THE DATA
* Start *
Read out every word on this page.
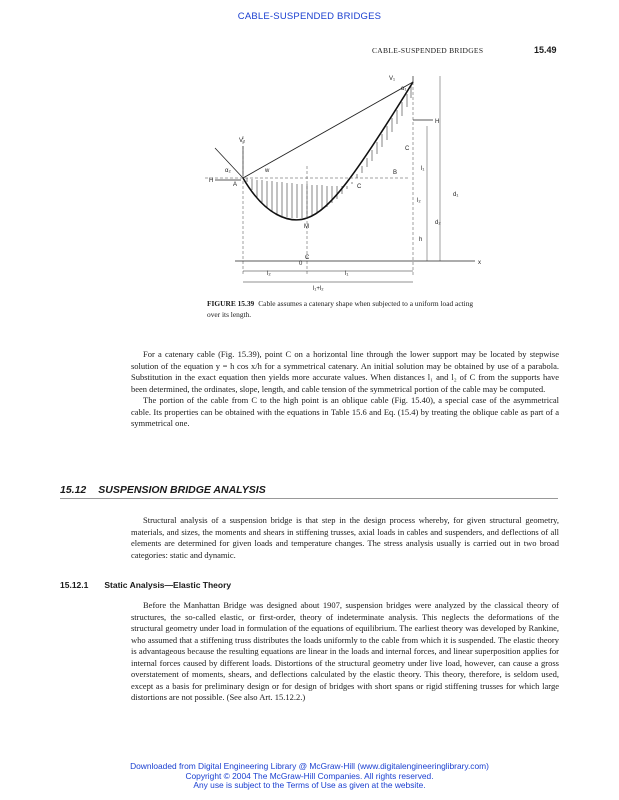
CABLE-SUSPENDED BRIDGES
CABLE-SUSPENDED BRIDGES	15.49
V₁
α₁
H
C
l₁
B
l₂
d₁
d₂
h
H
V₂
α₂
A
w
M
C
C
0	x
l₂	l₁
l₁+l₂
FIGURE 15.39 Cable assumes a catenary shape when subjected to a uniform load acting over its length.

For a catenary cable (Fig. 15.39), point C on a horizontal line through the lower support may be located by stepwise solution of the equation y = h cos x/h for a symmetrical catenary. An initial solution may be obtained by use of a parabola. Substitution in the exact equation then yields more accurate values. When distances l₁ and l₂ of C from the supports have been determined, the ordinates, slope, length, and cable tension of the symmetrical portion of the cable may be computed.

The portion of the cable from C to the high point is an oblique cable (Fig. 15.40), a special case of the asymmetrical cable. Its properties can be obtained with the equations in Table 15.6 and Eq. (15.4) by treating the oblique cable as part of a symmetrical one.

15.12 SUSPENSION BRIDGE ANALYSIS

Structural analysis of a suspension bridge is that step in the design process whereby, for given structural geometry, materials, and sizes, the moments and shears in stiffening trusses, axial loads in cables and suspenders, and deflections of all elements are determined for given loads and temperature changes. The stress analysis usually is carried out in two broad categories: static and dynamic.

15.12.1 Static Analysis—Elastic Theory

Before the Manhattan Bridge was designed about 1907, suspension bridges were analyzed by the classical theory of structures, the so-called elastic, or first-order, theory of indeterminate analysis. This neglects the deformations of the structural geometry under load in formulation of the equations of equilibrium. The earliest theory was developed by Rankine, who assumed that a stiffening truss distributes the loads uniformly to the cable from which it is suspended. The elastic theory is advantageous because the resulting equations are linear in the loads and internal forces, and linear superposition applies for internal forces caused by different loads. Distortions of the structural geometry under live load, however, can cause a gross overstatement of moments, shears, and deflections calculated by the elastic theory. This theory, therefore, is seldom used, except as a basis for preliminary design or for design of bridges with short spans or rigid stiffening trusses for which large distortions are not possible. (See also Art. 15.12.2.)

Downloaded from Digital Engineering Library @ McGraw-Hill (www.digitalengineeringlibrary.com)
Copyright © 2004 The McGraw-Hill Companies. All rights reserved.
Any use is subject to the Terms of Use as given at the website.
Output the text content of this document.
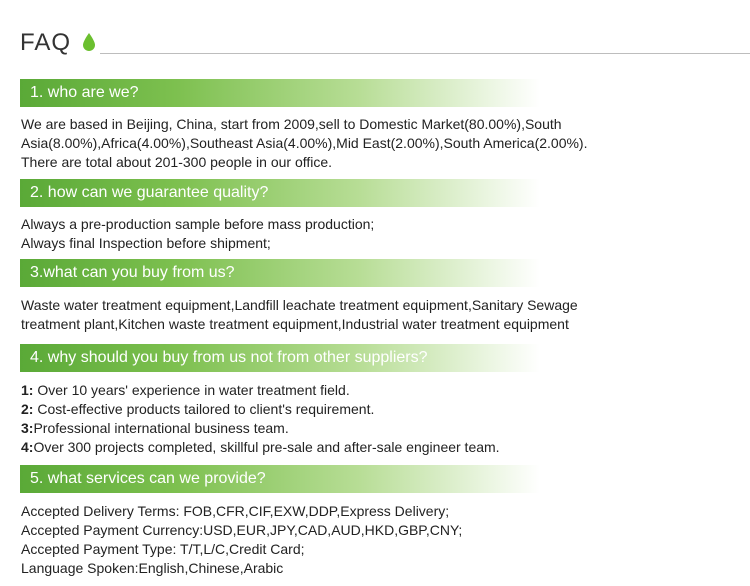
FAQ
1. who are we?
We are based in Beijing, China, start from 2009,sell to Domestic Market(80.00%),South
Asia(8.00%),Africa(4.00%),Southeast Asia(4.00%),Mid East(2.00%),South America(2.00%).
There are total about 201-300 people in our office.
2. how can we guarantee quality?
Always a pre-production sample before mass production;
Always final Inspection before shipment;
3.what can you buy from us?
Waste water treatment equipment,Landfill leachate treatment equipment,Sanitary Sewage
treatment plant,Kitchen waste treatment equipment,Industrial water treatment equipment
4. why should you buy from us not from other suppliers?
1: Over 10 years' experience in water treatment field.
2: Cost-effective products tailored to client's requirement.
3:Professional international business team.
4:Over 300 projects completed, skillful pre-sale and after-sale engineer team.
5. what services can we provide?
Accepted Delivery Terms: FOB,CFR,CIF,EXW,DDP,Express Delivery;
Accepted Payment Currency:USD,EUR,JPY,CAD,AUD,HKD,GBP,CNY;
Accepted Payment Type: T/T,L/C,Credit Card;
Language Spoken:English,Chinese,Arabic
* End *
Reproduce the records verbatim, omitting all images they contain.

WRITTEN ANSWER
Read out every word on this page.
CABLE-SUSPENDED BRIDGES
CABLE-SUSPENDED BRIDGES	15.49
V₁
α₁
H
C
l₁
B
l₂
d₁
d₂
h
H
V₂
α₂
A
w
M
C
C
0	x
l₂	l₁
l₁+l₂
FIGURE 15.39 Cable assumes a catenary shape when subjected to a uniform load acting over its length.

For a catenary cable (Fig. 15.39), point C on a horizontal line through the lower support may be located by stepwise solution of the equation y = h cos x/h for a symmetrical catenary. An initial solution may be obtained by use of a parabola. Substitution in the exact equation then yields more accurate values. When distances l₁ and l₂ of C from the supports have been determined, the ordinates, slope, length, and cable tension of the symmetrical portion of the cable may be computed.

The portion of the cable from C to the high point is an oblique cable (Fig. 15.40), a special case of the asymmetrical cable. Its properties can be obtained with the equations in Table 15.6 and Eq. (15.4) by treating the oblique cable as part of a symmetrical one.

15.12 SUSPENSION BRIDGE ANALYSIS

Structural analysis of a suspension bridge is that step in the design process whereby, for given structural geometry, materials, and sizes, the moments and shears in stiffening trusses, axial loads in cables and suspenders, and deflections of all elements are determined for given loads and temperature changes. The stress analysis usually is carried out in two broad categories: static and dynamic.

15.12.1 Static Analysis—Elastic Theory

Before the Manhattan Bridge was designed about 1907, suspension bridges were analyzed by the classical theory of structures, the so-called elastic, or first-order, theory of indeterminate analysis. This neglects the deformations of the structural geometry under load in formulation of the equations of equilibrium. The earliest theory was developed by Rankine, who assumed that a stiffening truss distributes the loads uniformly to the cable from which it is suspended. The elastic theory is advantageous because the resulting equations are linear in the loads and internal forces, and linear superposition applies for internal forces caused by different loads. Distortions of the structural geometry under live load, however, can cause a gross overstatement of moments, shears, and deflections calculated by the elastic theory. This theory, therefore, is seldom used, except as a basis for preliminary design or for design of bridges with short spans or rigid stiffening trusses for which large distortions are not possible. (See also Art. 15.12.2.)

Downloaded from Digital Engineering Library @ McGraw-Hill (www.digitalengineeringlibrary.com)
Copyright © 2004 The McGraw-Hill Companies. All rights reserved.
Any use is subject to the Terms of Use as given at the website.
Output the text content of this document.
FAQ
1. who are we?
We are based in Beijing, China, start from 2009,sell to Domestic Market(80.00%),South
Asia(8.00%),Africa(4.00%),Southeast Asia(4.00%),Mid East(2.00%),South America(2.00%).
There are total about 201-300 people in our office.
2. how can we guarantee quality?
Always a pre-production sample before mass production;
Always final Inspection before shipment;
3.what can you buy from us?
Waste water treatment equipment,Landfill leachate treatment equipment,Sanitary Sewage
treatment plant,Kitchen waste treatment equipment,Industrial water treatment equipment
4. why should you buy from us not from other suppliers?
1: Over 10 years' experience in water treatment field.
2: Cost-effective products tailored to client's requirement.
3:Professional international business team.
4:Over 300 projects completed, skillful pre-sale and after-sale engineer team.
5. what services can we provide?
Accepted Delivery Terms: FOB,CFR,CIF,EXW,DDP,Express Delivery;
Accepted Payment Currency:USD,EUR,JPY,CAD,AUD,HKD,GBP,CNY;
Accepted Payment Type: T/T,L/C,Credit Card;
Language Spoken:English,Chinese,Arabic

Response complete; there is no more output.